§ **Exercise directions**: Pull each line containing "Test" out of the data and copy it.

§ **The input**:
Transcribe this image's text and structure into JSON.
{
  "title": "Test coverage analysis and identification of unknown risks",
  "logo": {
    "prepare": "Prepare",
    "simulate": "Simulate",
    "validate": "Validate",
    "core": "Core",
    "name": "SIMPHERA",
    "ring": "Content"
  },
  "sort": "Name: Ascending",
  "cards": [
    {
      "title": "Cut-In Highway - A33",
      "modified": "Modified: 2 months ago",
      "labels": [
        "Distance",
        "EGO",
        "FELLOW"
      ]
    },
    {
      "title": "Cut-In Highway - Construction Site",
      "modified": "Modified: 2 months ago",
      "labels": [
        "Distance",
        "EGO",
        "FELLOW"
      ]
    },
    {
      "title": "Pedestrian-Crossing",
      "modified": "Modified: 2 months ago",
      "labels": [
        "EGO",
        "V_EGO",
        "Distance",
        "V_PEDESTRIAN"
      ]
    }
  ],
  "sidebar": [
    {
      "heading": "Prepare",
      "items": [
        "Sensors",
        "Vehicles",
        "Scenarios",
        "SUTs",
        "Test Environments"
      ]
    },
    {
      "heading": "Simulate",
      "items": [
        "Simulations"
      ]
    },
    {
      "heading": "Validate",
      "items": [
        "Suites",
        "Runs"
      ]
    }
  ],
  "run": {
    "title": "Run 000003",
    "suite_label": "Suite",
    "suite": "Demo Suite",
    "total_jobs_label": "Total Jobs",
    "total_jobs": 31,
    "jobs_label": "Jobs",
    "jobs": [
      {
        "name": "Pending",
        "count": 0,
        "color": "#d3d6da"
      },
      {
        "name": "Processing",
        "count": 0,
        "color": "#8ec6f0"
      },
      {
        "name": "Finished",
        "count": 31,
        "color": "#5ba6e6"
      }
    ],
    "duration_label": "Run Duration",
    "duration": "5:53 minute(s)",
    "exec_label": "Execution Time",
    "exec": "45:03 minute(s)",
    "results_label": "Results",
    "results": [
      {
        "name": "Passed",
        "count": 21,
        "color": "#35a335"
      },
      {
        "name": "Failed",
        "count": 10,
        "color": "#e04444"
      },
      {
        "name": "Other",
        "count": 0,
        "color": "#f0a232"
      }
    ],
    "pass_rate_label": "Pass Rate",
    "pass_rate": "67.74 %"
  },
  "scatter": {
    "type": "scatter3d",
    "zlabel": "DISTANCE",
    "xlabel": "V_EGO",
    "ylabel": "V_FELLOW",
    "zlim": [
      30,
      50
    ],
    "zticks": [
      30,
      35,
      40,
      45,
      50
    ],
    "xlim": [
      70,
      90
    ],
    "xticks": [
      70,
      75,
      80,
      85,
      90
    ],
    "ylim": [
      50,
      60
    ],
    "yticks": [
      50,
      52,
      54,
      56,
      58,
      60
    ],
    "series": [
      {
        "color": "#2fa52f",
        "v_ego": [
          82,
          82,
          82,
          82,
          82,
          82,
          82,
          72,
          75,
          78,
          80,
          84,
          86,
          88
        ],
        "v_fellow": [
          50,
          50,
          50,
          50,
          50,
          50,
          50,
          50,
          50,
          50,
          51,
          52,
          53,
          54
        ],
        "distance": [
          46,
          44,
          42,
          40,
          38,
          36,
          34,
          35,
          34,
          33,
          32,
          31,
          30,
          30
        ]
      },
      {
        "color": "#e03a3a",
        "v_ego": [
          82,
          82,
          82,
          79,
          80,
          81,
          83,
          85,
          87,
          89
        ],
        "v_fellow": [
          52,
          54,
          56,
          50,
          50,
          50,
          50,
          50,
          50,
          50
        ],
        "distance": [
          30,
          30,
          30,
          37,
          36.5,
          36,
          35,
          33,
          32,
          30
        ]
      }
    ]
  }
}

§ **Written answer**:
  "title": "Test coverage analysis and identification of unknown risks",
        "Test Environments"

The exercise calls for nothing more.